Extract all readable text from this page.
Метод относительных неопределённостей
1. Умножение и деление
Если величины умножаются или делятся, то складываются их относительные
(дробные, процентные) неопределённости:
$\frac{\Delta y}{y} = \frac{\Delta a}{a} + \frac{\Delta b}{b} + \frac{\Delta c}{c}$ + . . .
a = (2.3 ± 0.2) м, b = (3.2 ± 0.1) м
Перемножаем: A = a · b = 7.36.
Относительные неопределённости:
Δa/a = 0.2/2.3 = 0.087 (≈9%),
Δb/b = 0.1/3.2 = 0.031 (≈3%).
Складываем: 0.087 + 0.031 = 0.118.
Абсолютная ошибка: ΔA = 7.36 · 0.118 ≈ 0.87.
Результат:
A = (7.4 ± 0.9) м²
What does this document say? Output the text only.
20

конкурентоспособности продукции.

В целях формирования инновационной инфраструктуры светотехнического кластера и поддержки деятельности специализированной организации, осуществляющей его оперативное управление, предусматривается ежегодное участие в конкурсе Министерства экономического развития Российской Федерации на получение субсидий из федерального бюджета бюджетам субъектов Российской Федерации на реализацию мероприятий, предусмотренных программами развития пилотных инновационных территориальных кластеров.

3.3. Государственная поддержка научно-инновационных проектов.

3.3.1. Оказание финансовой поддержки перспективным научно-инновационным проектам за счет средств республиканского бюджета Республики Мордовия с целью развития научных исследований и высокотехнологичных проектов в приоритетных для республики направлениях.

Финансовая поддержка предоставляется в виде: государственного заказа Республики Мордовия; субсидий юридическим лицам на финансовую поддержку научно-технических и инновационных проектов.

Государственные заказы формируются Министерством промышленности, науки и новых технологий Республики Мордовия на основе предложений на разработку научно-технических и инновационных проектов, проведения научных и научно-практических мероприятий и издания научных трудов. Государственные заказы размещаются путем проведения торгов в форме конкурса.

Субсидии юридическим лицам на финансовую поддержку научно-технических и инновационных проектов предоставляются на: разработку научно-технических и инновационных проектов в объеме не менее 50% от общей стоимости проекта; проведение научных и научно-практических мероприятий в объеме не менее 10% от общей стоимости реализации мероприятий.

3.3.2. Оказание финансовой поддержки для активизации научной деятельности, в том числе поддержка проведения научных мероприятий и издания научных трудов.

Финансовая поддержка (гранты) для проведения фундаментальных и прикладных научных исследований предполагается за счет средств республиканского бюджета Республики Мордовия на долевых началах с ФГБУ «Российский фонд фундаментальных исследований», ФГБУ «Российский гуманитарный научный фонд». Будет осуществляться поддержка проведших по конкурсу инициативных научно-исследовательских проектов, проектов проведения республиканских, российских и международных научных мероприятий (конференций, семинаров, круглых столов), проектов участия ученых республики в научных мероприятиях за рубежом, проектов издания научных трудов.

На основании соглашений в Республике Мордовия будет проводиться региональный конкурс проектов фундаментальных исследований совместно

────────

Nothing should be left out: return all of the records exactly.

Extract all readable text from this page.
Метод относительных неопределённостей
1. Умножение и деление
Если величины умножаются или делятся, то складываются их относительные
(дробные, процентные) неопределённости:
$\frac{\Delta y}{y} = \frac{\Delta a}{a} + \frac{\Delta b}{b} + \frac{\Delta c}{c}$ + . . .
a = (2.3 ± 0.2) м, b = (3.2 ± 0.1) м
Перемножаем: A = a · b = 7.36.
Относительные неопределённости:
Δa/a = 0.2/2.3 = 0.087 (≈9%),
Δb/b = 0.1/3.2 = 0.031 (≈3%).
Складываем: 0.087 + 0.031 = 0.118.
Абсолютная ошибка: ΔA = 7.36 · 0.118 ≈ 0.87.
Результат:
A = (7.4 ± 0.9) м²
What does this document say? Output the text only.
20

конкурентоспособности продукции.

В целях формирования инновационной инфраструктуры светотехнического кластера и поддержки деятельности специализированной организации, осуществляющей его оперативное управление, предусматривается ежегодное участие в конкурсе Министерства экономического развития Российской Федерации на получение субсидий из федерального бюджета бюджетам субъектов Российской Федерации на реализацию мероприятий, предусмотренных программами развития пилотных инновационных территориальных кластеров.

3.3. Государственная поддержка научно-инновационных проектов.

3.3.1. Оказание финансовой поддержки перспективным научно-инновационным проектам за счет средств республиканского бюджета Республики Мордовия с целью развития научных исследований и высокотехнологичных проектов в приоритетных для республики направлениях.

Финансовая поддержка предоставляется в виде: государственного заказа Республики Мордовия; субсидий юридическим лицам на финансовую поддержку научно-технических и инновационных проектов.

Государственные заказы формируются Министерством промышленности, науки и новых технологий Республики Мордовия на основе предложений на разработку научно-технических и инновационных проектов, проведения научных и научно-практических мероприятий и издания научных трудов. Государственные заказы размещаются путем проведения торгов в форме конкурса.

Субсидии юридическим лицам на финансовую поддержку научно-технических и инновационных проектов предоставляются на: разработку научно-технических и инновационных проектов в объеме не менее 50% от общей стоимости проекта; проведение научных и научно-практических мероприятий в объеме не менее 10% от общей стоимости реализации мероприятий.

3.3.2. Оказание финансовой поддержки для активизации научной деятельности, в том числе поддержка проведения научных мероприятий и издания научных трудов.

Финансовая поддержка (гранты) для проведения фундаментальных и прикладных научных исследований предполагается за счет средств республиканского бюджета Республики Мордовия на долевых началах с ФГБУ «Российский фонд фундаментальных исследований», ФГБУ «Российский гуманитарный научный фонд». Будет осуществляться поддержка проведших по конкурсу инициативных научно-исследовательских проектов, проектов проведения республиканских, российских и международных научных мероприятий (конференций, семинаров, круглых столов), проектов участия ученых республики в научных мероприятиях за рубежом, проектов издания научных трудов.

На основании соглашений в Республике Мордовия будет проводиться региональный конкурс проектов фундаментальных исследований совместно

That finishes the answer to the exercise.